### Problem statement
Transcribe the records exactly. Pictures do not belong in the transcription.

### Extracted records
▬▬▬▬▬▬▬▬▬▬
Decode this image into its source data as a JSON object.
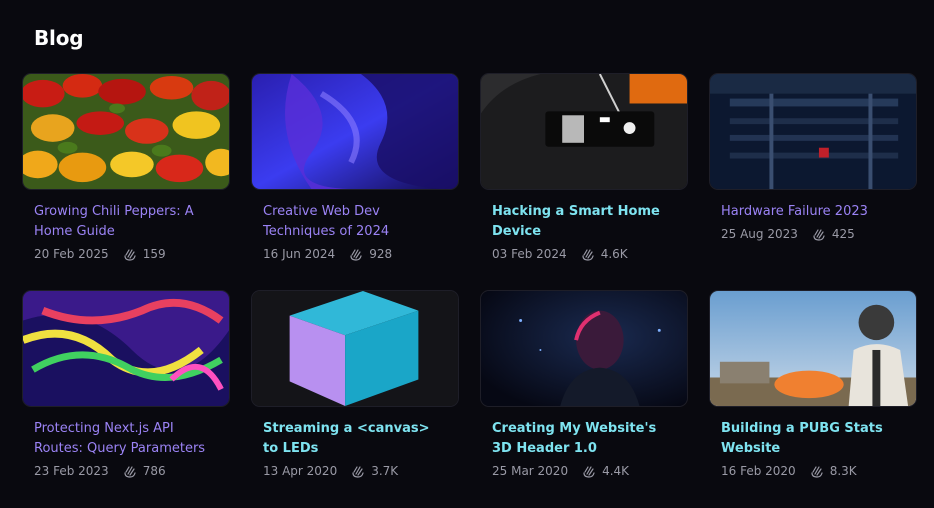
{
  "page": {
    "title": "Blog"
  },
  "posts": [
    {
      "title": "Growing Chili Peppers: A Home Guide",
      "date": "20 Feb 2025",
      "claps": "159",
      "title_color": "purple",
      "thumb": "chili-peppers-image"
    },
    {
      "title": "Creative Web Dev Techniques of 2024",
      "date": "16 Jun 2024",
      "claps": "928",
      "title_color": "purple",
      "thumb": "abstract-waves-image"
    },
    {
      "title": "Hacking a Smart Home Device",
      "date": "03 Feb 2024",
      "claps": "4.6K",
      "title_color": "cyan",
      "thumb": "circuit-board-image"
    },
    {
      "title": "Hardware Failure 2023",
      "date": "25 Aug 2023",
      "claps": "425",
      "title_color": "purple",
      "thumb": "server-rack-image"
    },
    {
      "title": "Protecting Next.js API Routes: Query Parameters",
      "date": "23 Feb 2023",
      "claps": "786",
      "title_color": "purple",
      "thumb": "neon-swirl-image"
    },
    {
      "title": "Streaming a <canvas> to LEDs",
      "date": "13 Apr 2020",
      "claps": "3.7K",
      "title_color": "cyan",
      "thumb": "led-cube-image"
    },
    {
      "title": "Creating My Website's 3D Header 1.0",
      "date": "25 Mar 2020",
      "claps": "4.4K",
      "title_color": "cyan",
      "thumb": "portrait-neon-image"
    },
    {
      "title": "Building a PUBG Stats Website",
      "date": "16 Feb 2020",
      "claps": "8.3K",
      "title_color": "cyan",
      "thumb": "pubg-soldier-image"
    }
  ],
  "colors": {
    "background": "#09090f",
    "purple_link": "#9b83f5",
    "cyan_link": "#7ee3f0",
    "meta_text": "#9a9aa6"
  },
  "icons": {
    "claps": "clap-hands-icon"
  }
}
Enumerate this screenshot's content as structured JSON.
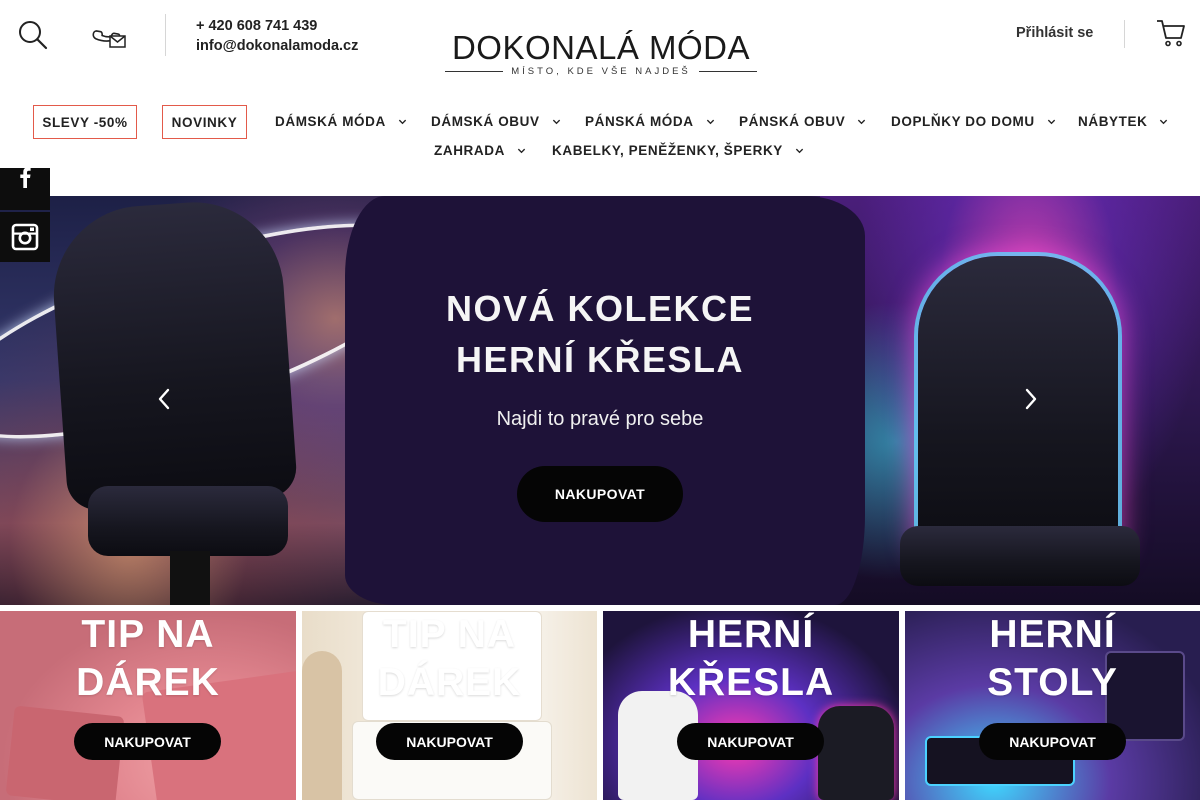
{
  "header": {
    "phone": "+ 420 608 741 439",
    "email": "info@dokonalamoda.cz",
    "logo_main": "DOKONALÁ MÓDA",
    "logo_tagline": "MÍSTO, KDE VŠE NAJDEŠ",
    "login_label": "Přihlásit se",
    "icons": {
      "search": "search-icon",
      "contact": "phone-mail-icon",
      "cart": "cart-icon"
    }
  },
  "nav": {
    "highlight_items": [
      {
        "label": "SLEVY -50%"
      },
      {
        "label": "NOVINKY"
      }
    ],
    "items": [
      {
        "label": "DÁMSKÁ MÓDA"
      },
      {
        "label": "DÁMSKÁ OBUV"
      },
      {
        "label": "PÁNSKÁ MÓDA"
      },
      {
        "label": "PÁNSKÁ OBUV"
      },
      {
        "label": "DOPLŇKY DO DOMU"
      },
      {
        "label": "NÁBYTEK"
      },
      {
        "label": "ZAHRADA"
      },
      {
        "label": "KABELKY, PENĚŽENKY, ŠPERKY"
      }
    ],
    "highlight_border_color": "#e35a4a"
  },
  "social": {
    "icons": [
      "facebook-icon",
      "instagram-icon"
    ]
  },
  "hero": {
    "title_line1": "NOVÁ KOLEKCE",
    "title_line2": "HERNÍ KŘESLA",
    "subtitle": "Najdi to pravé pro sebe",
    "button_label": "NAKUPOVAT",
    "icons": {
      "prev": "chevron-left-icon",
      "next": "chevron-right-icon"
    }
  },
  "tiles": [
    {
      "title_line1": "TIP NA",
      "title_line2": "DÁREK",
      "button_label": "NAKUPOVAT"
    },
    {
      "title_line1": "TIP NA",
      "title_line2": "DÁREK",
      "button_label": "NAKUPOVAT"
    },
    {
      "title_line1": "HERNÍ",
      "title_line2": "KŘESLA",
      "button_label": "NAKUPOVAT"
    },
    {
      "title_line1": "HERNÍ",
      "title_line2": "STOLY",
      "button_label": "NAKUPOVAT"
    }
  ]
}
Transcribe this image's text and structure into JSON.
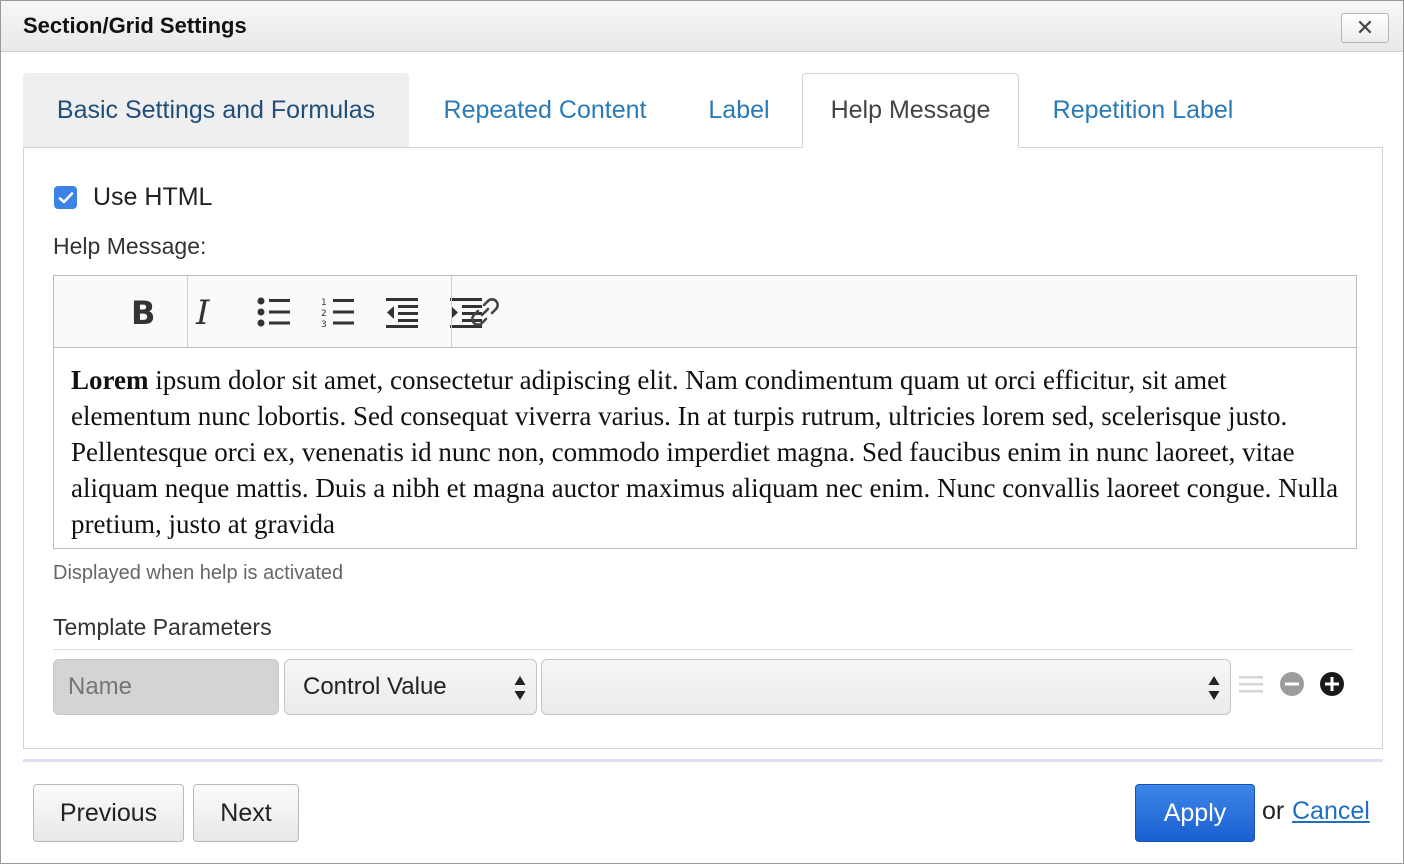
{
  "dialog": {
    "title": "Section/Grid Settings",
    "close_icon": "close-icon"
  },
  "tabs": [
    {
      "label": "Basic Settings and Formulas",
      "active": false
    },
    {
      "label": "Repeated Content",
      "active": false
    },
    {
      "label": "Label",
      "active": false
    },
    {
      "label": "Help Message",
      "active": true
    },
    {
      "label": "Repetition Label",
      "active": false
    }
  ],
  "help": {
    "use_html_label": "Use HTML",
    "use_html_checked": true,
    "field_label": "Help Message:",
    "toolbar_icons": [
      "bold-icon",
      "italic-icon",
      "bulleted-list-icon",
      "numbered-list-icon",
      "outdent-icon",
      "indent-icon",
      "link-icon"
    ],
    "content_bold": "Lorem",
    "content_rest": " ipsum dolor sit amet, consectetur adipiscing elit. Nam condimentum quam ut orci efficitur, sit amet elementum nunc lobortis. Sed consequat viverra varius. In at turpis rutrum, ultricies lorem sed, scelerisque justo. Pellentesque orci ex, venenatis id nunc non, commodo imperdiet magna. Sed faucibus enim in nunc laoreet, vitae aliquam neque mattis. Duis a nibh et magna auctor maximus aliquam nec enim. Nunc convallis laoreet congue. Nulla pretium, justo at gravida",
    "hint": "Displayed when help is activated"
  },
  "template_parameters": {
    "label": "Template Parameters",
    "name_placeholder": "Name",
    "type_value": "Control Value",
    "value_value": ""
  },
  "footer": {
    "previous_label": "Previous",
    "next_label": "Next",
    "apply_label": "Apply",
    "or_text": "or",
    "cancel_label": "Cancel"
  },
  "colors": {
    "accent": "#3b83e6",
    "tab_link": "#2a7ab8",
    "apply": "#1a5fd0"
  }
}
▬▬▬▬▬▬▬▬▬▬
### Task answer
Decode this image into its source data as a JSON object.
{
  "page": {
    "title": "Blog"
  },
  "posts": [
    {
      "title": "Growing Chili Peppers: A Home Guide",
      "date": "20 Feb 2025",
      "claps": "159",
      "title_color": "purple",
      "thumb": "chili-peppers-image"
    },
    {
      "title": "Creative Web Dev Techniques of 2024",
      "date": "16 Jun 2024",
      "claps": "928",
      "title_color": "purple",
      "thumb": "abstract-waves-image"
    },
    {
      "title": "Hacking a Smart Home Device",
      "date": "03 Feb 2024",
      "claps": "4.6K",
      "title_color": "cyan",
      "thumb": "circuit-board-image"
    },
    {
      "title": "Hardware Failure 2023",
      "date": "25 Aug 2023",
      "claps": "425",
      "title_color": "purple",
      "thumb": "server-rack-image"
    },
    {
      "title": "Protecting Next.js API Routes: Query Parameters",
      "date": "23 Feb 2023",
      "claps": "786",
      "title_color": "purple",
      "thumb": "neon-swirl-image"
    },
    {
      "title": "Streaming a <canvas> to LEDs",
      "date": "13 Apr 2020",
      "claps": "3.7K",
      "title_color": "cyan",
      "thumb": "led-cube-image"
    },
    {
      "title": "Creating My Website's 3D Header 1.0",
      "date": "25 Mar 2020",
      "claps": "4.4K",
      "title_color": "cyan",
      "thumb": "portrait-neon-image"
    },
    {
      "title": "Building a PUBG Stats Website",
      "date": "16 Feb 2020",
      "claps": "8.3K",
      "title_color": "cyan",
      "thumb": "pubg-soldier-image"
    }
  ],
  "colors": {
    "background": "#09090f",
    "purple_link": "#9b83f5",
    "cyan_link": "#7ee3f0",
    "meta_text": "#9a9aa6"
  },
  "icons": {
    "claps": "clap-hands-icon"
  }
}
Enumerate this screenshot's content as structured JSON.
{
  "header": {
    "phone": "+ 420 608 741 439",
    "email": "info@dokonalamoda.cz",
    "logo_main": "DOKONALÁ MÓDA",
    "logo_tagline": "MÍSTO, KDE VŠE NAJDEŠ",
    "login_label": "Přihlásit se",
    "icons": {
      "search": "search-icon",
      "contact": "phone-mail-icon",
      "cart": "cart-icon"
    }
  },
  "nav": {
    "highlight_items": [
      {
        "label": "SLEVY -50%"
      },
      {
        "label": "NOVINKY"
      }
    ],
    "items": [
      {
        "label": "DÁMSKÁ MÓDA"
      },
      {
        "label": "DÁMSKÁ OBUV"
      },
      {
        "label": "PÁNSKÁ MÓDA"
      },
      {
        "label": "PÁNSKÁ OBUV"
      },
      {
        "label": "DOPLŇKY DO DOMU"
      },
      {
        "label": "NÁBYTEK"
      },
      {
        "label": "ZAHRADA"
      },
      {
        "label": "KABELKY, PENĚŽENKY, ŠPERKY"
      }
    ],
    "highlight_border_color": "#e35a4a"
  },
  "social": {
    "icons": [
      "facebook-icon",
      "instagram-icon"
    ]
  },
  "hero": {
    "title_line1": "NOVÁ KOLEKCE",
    "title_line2": "HERNÍ KŘESLA",
    "subtitle": "Najdi to pravé pro sebe",
    "button_label": "NAKUPOVAT",
    "icons": {
      "prev": "chevron-left-icon",
      "next": "chevron-right-icon"
    }
  },
  "tiles": [
    {
      "title_line1": "TIP NA",
      "title_line2": "DÁREK",
      "button_label": "NAKUPOVAT"
    },
    {
      "title_line1": "TIP NA",
      "title_line2": "DÁREK",
      "button_label": "NAKUPOVAT"
    },
    {
      "title_line1": "HERNÍ",
      "title_line2": "KŘESLA",
      "button_label": "NAKUPOVAT"
    },
    {
      "title_line1": "HERNÍ",
      "title_line2": "STOLY",
      "button_label": "NAKUPOVAT"
    }
  ]
}
Transcribe this image's text and structure into JSON.
{
  "dialog": {
    "title": "Section/Grid Settings",
    "close_icon": "close-icon"
  },
  "tabs": [
    {
      "label": "Basic Settings and Formulas",
      "active": false
    },
    {
      "label": "Repeated Content",
      "active": false
    },
    {
      "label": "Label",
      "active": false
    },
    {
      "label": "Help Message",
      "active": true
    },
    {
      "label": "Repetition Label",
      "active": false
    }
  ],
  "help": {
    "use_html_label": "Use HTML",
    "use_html_checked": true,
    "field_label": "Help Message:",
    "toolbar_icons": [
      "bold-icon",
      "italic-icon",
      "bulleted-list-icon",
      "numbered-list-icon",
      "outdent-icon",
      "indent-icon",
      "link-icon"
    ],
    "content_bold": "Lorem",
    "content_rest": " ipsum dolor sit amet, consectetur adipiscing elit. Nam condimentum quam ut orci efficitur, sit amet elementum nunc lobortis. Sed consequat viverra varius. In at turpis rutrum, ultricies lorem sed, scelerisque justo. Pellentesque orci ex, venenatis id nunc non, commodo imperdiet magna. Sed faucibus enim in nunc laoreet, vitae aliquam neque mattis. Duis a nibh et magna auctor maximus aliquam nec enim. Nunc convallis laoreet congue. Nulla pretium, justo at gravida",
    "hint": "Displayed when help is activated"
  },
  "template_parameters": {
    "label": "Template Parameters",
    "name_placeholder": "Name",
    "type_value": "Control Value",
    "value_value": ""
  },
  "footer": {
    "previous_label": "Previous",
    "next_label": "Next",
    "apply_label": "Apply",
    "or_text": "or",
    "cancel_label": "Cancel"
  },
  "colors": {
    "accent": "#3b83e6",
    "tab_link": "#2a7ab8",
    "apply": "#1a5fd0"
  }
}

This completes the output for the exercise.